**Set task:** Single out the lines of the material that contain "image" and copy them.
....................
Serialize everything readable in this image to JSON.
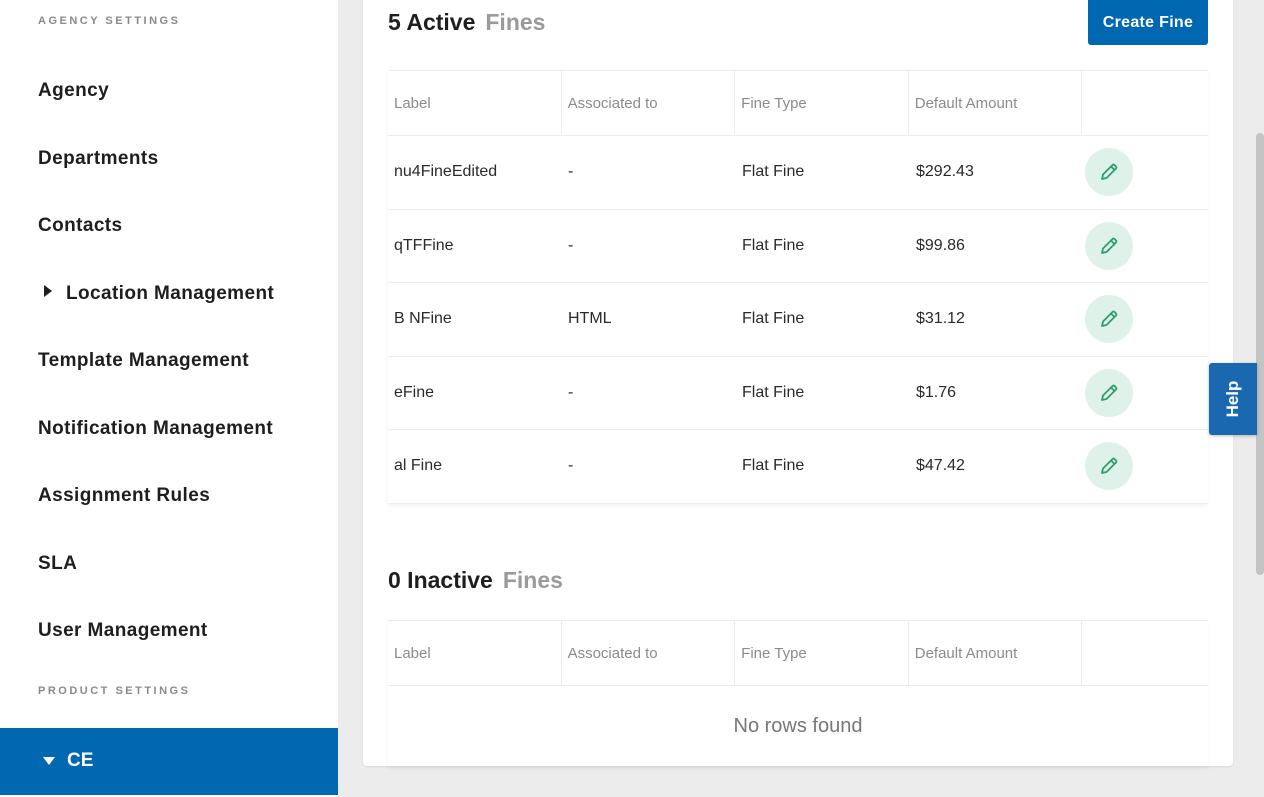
{
  "sidebar": {
    "agency_section_label": "AGENCY SETTINGS",
    "items": [
      {
        "label": "Agency"
      },
      {
        "label": "Departments"
      },
      {
        "label": "Contacts"
      },
      {
        "label": "Location Management",
        "collapsed": true
      },
      {
        "label": "Template Management"
      },
      {
        "label": "Notification Management"
      },
      {
        "label": "Assignment Rules"
      },
      {
        "label": "SLA"
      },
      {
        "label": "User Management"
      }
    ],
    "product_section_label": "PRODUCT SETTINGS",
    "active_item": {
      "label": "CE",
      "expanded": true
    }
  },
  "active": {
    "count": "5 Active",
    "noun": "Fines",
    "create_label": "Create Fine",
    "columns": [
      "Label",
      "Associated to",
      "Fine Type",
      "Default Amount"
    ],
    "rows": [
      {
        "label": "nu4FineEdited",
        "associated": "-",
        "type": "Flat Fine",
        "amount": "$292.43"
      },
      {
        "label": "qTFFine",
        "associated": "-",
        "type": "Flat Fine",
        "amount": "$99.86"
      },
      {
        "label": "B NFine",
        "associated": "HTML",
        "type": "Flat Fine",
        "amount": "$31.12"
      },
      {
        "label": "eFine",
        "associated": "-",
        "type": "Flat Fine",
        "amount": "$1.76"
      },
      {
        "label": "al Fine",
        "associated": "-",
        "type": "Flat Fine",
        "amount": "$47.42"
      }
    ]
  },
  "inactive": {
    "count": "0 Inactive",
    "noun": "Fines",
    "columns": [
      "Label",
      "Associated to",
      "Fine Type",
      "Default Amount"
    ],
    "empty_text": "No rows found"
  },
  "help": {
    "label": "Help"
  },
  "colors": {
    "accent": "#0067b1",
    "edit_bg": "#dff2ea",
    "edit_icon": "#2e9e6a"
  }
}
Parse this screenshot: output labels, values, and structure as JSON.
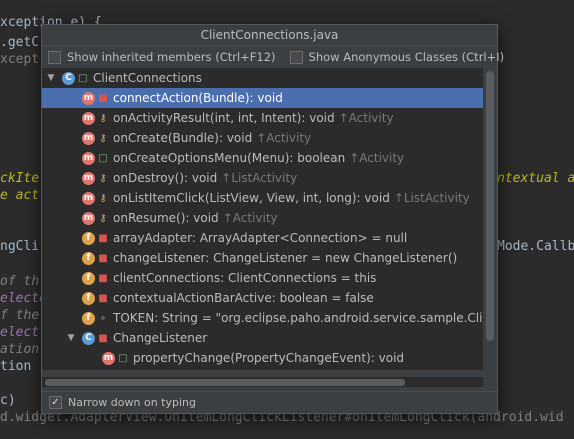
{
  "editor": {
    "lines": [
      {
        "text": "xception e) {"
      },
      {
        "text": ".getC"
      },
      {
        "text": "xcept"
      },
      {
        "text": "ckIte"
      },
      {
        "text": "e act"
      },
      {
        "text": "ngCli"
      },
      {
        "text": "of th"
      },
      {
        "text": "electe"
      },
      {
        "text": "f the"
      },
      {
        "text": "elect"
      },
      {
        "text": "ation"
      },
      {
        "text": "tion"
      },
      {
        "text": "c)"
      },
      {
        "text": "d.widget.AdapterView.OnItemLongClickListener#onItemLongClick(android.wid"
      }
    ],
    "right_lines": [
      {
        "text": "ntextual a"
      },
      {
        "text": "Mode.Callb"
      }
    ]
  },
  "popup": {
    "title": "ClientConnections.java",
    "options": {
      "show_inherited": {
        "label": "Show inherited members (Ctrl+F12)",
        "checked": false
      },
      "show_anonymous": {
        "label": "Show Anonymous Classes (Ctrl+I)",
        "checked": false
      }
    },
    "tree": [
      {
        "indent": 0,
        "arrow": "▼",
        "kind": "class",
        "badge": "C",
        "vis": "public",
        "label": "ClientConnections",
        "inherit": "",
        "selected": false
      },
      {
        "indent": 1,
        "arrow": "",
        "kind": "method",
        "badge": "m",
        "vis": "private",
        "label": "connectAction(Bundle): void",
        "inherit": "",
        "selected": true
      },
      {
        "indent": 1,
        "arrow": "",
        "kind": "method",
        "badge": "m",
        "vis": "protected",
        "label": "onActivityResult(int, int, Intent): void",
        "inherit": "↑Activity",
        "selected": false
      },
      {
        "indent": 1,
        "arrow": "",
        "kind": "method",
        "badge": "m",
        "vis": "protected",
        "label": "onCreate(Bundle): void",
        "inherit": "↑Activity",
        "selected": false
      },
      {
        "indent": 1,
        "arrow": "",
        "kind": "method",
        "badge": "m",
        "vis": "public",
        "label": "onCreateOptionsMenu(Menu): boolean",
        "inherit": "↑Activity",
        "selected": false
      },
      {
        "indent": 1,
        "arrow": "",
        "kind": "method",
        "badge": "m",
        "vis": "protected",
        "label": "onDestroy(): void",
        "inherit": "↑ListActivity",
        "selected": false
      },
      {
        "indent": 1,
        "arrow": "",
        "kind": "method",
        "badge": "m",
        "vis": "protected",
        "label": "onListItemClick(ListView, View, int, long): void",
        "inherit": "↑ListActivity",
        "selected": false
      },
      {
        "indent": 1,
        "arrow": "",
        "kind": "method",
        "badge": "m",
        "vis": "protected",
        "label": "onResume(): void",
        "inherit": "↑Activity",
        "selected": false
      },
      {
        "indent": 1,
        "arrow": "",
        "kind": "field",
        "badge": "f",
        "vis": "private",
        "label": "arrayAdapter: ArrayAdapter<Connection> = null",
        "inherit": "",
        "selected": false
      },
      {
        "indent": 1,
        "arrow": "",
        "kind": "field",
        "badge": "f",
        "vis": "private",
        "label": "changeListener: ChangeListener = new ChangeListener()",
        "inherit": "",
        "selected": false
      },
      {
        "indent": 1,
        "arrow": "",
        "kind": "field",
        "badge": "f",
        "vis": "private",
        "label": "clientConnections: ClientConnections = this",
        "inherit": "",
        "selected": false
      },
      {
        "indent": 1,
        "arrow": "",
        "kind": "field",
        "badge": "f",
        "vis": "private",
        "label": "contextualActionBarActive: boolean = false",
        "inherit": "",
        "selected": false
      },
      {
        "indent": 1,
        "arrow": "",
        "kind": "const",
        "badge": "f",
        "vis": "package",
        "label": "TOKEN: String = \"org.eclipse.paho.android.service.sample.Clie",
        "inherit": "",
        "selected": false
      },
      {
        "indent": 1,
        "arrow": "▼",
        "kind": "class",
        "badge": "C",
        "vis": "private",
        "label": "ChangeListener",
        "inherit": "",
        "selected": false
      },
      {
        "indent": 2,
        "arrow": "",
        "kind": "method",
        "badge": "m",
        "vis": "public",
        "label": "propertyChange(PropertyChangeEvent): void",
        "inherit": "",
        "selected": false
      },
      {
        "indent": 1,
        "arrow": "",
        "kind": "class",
        "badge": "C",
        "vis": "private",
        "label": "",
        "inherit": "",
        "selected": false
      }
    ],
    "footer": {
      "label": "Narrow down on typing",
      "checked": true
    }
  }
}
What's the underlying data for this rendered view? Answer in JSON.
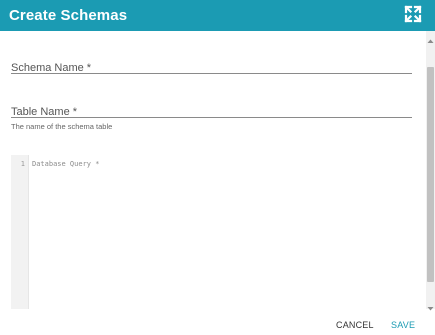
{
  "dialog": {
    "title": "Create Schemas",
    "expand_icon": "fullscreen-expand-icon"
  },
  "form": {
    "schema_name": {
      "label": "Schema Name *",
      "value": ""
    },
    "table_name": {
      "label": "Table Name *",
      "value": "",
      "hint": "The name of the schema table"
    },
    "database_query": {
      "line_number": "1",
      "placeholder": "Database Query *",
      "value": ""
    }
  },
  "actions": {
    "cancel_label": "CANCEL",
    "save_label": "SAVE"
  },
  "colors": {
    "header": "#1b9bb3",
    "save_accent": "#1b9bb3"
  }
}
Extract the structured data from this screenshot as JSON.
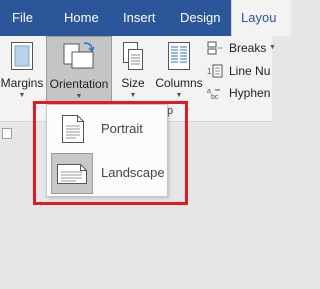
{
  "tabs": [
    {
      "label": "File",
      "active": false
    },
    {
      "label": "Home",
      "active": false
    },
    {
      "label": "Insert",
      "active": false
    },
    {
      "label": "Design",
      "active": false
    },
    {
      "label": "Layou",
      "active": true
    }
  ],
  "ribbon": {
    "margins_label": "Margins",
    "orientation_label": "Orientation",
    "size_label": "Size",
    "columns_label": "Columns",
    "breaks_label": "Breaks",
    "line_numbers_label": "Line Nu",
    "hyphenation_label": "Hyphen",
    "group_label": "ıp"
  },
  "orientation_menu": {
    "items": [
      {
        "label": "Portrait",
        "selected": false
      },
      {
        "label": "Landscape",
        "selected": true
      }
    ]
  },
  "colors": {
    "title_bar": "#2b579a",
    "ribbon_bg": "#f3f3f3",
    "highlight_border": "#e01b24",
    "selected_bg": "#c8c8c8"
  }
}
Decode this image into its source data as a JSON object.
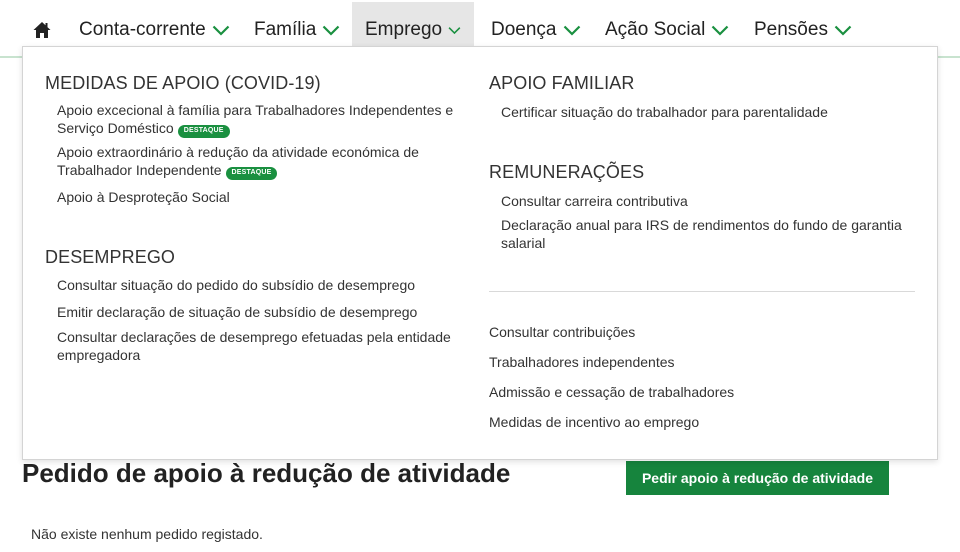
{
  "nav": {
    "home_icon": "home-icon",
    "items": [
      {
        "label": "Conta-corrente"
      },
      {
        "label": "Família"
      },
      {
        "label": "Emprego",
        "active": true
      },
      {
        "label": "Doença"
      },
      {
        "label": "Ação Social"
      },
      {
        "label": "Pensões"
      }
    ],
    "chevron_icon": "chevron-down-icon"
  },
  "menu": {
    "covid": {
      "title": "MEDIDAS DE APOIO (COVID-19)",
      "links": [
        {
          "line1": "Apoio excecional à família para Trabalhadores Independentes e",
          "line2": "Serviço Doméstico",
          "badge": "DESTAQUE"
        },
        {
          "line1": "Apoio extraordinário à redução da atividade económica de",
          "line2": "Trabalhador Independente",
          "badge": "DESTAQUE"
        },
        {
          "line1": "Apoio à Desproteção Social"
        }
      ]
    },
    "desemprego": {
      "title": "DESEMPREGO",
      "links": [
        {
          "line1": "Consultar situação do pedido do subsídio de desemprego"
        },
        {
          "line1": "Emitir declaração de situação de subsídio de desemprego"
        },
        {
          "line1": "Consultar declarações de desemprego efetuadas pela entidade",
          "line2": "empregadora"
        }
      ]
    },
    "apoio_familiar": {
      "title": "APOIO FAMILIAR",
      "links": [
        {
          "line1": "Certificar situação do trabalhador para parentalidade"
        }
      ]
    },
    "remuneracoes": {
      "title": "REMUNERAÇÕES",
      "links": [
        {
          "line1": "Consultar carreira contributiva"
        },
        {
          "line1": "Declaração anual para IRS de rendimentos do fundo de garantia",
          "line2": "salarial"
        }
      ]
    },
    "other_links": [
      "Consultar contribuições",
      "Trabalhadores independentes",
      "Admissão e cessação de trabalhadores",
      "Medidas de incentivo ao emprego"
    ]
  },
  "page": {
    "title": "Pedido de apoio à redução de atividade",
    "cta_label": "Pedir apoio à redução de atividade",
    "empty_text": "Não existe nenhum pedido registado."
  },
  "colors": {
    "accent": "#16843d",
    "badge": "#1a9040",
    "nav_active_bg": "#e6e6e6"
  }
}
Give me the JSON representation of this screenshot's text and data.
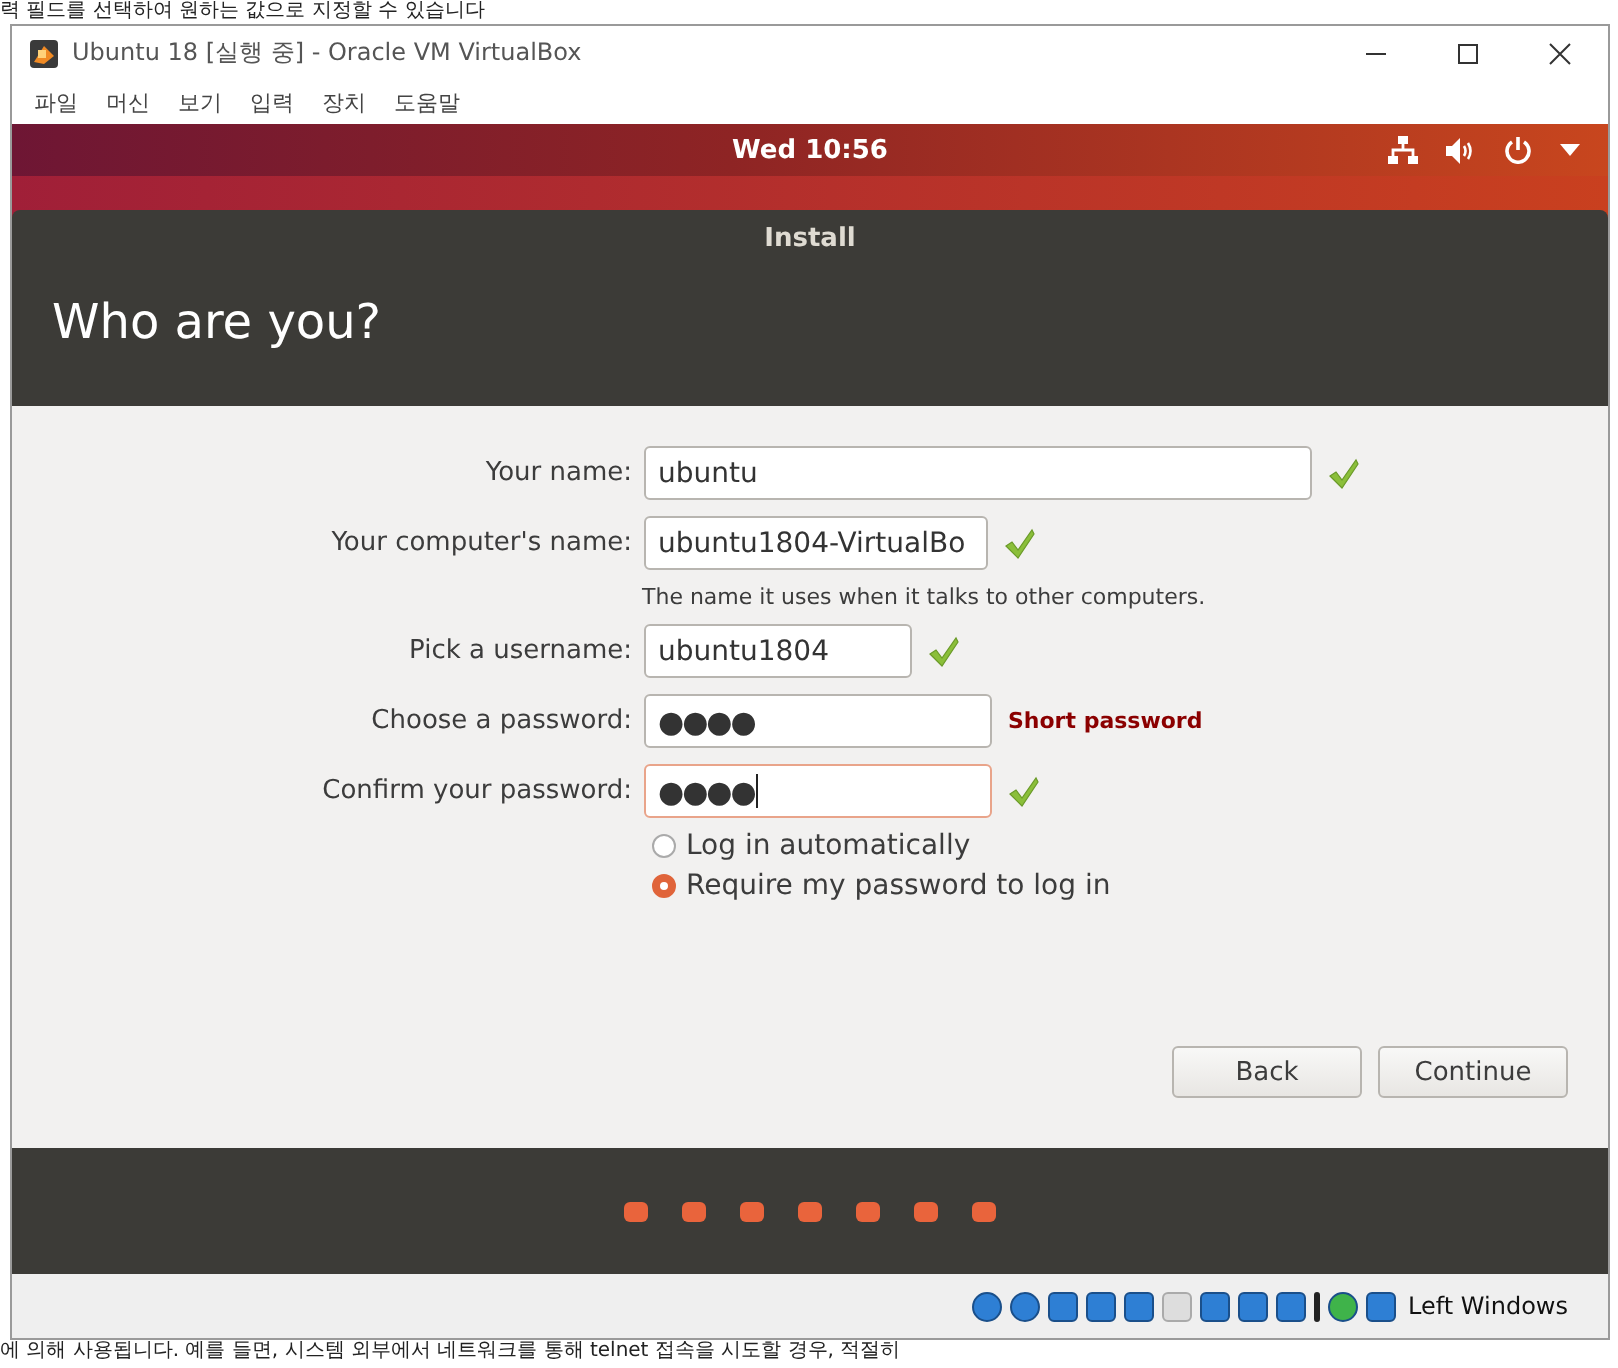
{
  "background_doc": {
    "top_text": "력 필드를 선택하여 원하는 값으로 지정할 수 있습니다",
    "bottom_text": "에 의해 사용됩니다. 예를 들면, 시스템 외부에서 네트워크를 통해 telnet 접속을 시도할 경우, 적절히"
  },
  "window": {
    "title": "Ubuntu 18 [실행 중] - Oracle VM VirtualBox"
  },
  "menu": [
    "파일",
    "머신",
    "보기",
    "입력",
    "장치",
    "도움말"
  ],
  "top_bar": {
    "clock": "Wed 10:56"
  },
  "installer": {
    "title": "Install",
    "heading": "Who are you?",
    "fields": [
      {
        "label": "Your name:",
        "value": "ubuntu",
        "kind": "text",
        "valid": true,
        "focused": false
      },
      {
        "label": "Your computer's name:",
        "value": "ubuntu1804-VirtualBo",
        "kind": "text",
        "valid": true,
        "focused": false,
        "hint": "The name it uses when it talks to other computers."
      },
      {
        "label": "Pick a username:",
        "value": "ubuntu1804",
        "kind": "text",
        "valid": true,
        "focused": false
      },
      {
        "label": "Choose a password:",
        "value": "●●●●",
        "kind": "password",
        "valid": false,
        "focused": false,
        "warning": "Short password"
      },
      {
        "label": "Confirm your password:",
        "value": "●●●●",
        "kind": "password",
        "valid": true,
        "focused": true
      }
    ],
    "login_options": [
      {
        "label": "Log in automatically",
        "selected": false
      },
      {
        "label": "Require my password to log in",
        "selected": true
      }
    ],
    "buttons": [
      "Back",
      "Continue"
    ]
  },
  "status_bar": {
    "host_key": "Left Windows"
  }
}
....................
**Solved problem:**
Serialize everything readable in this image to JSON.
Decode this image into its source data as a JSON object.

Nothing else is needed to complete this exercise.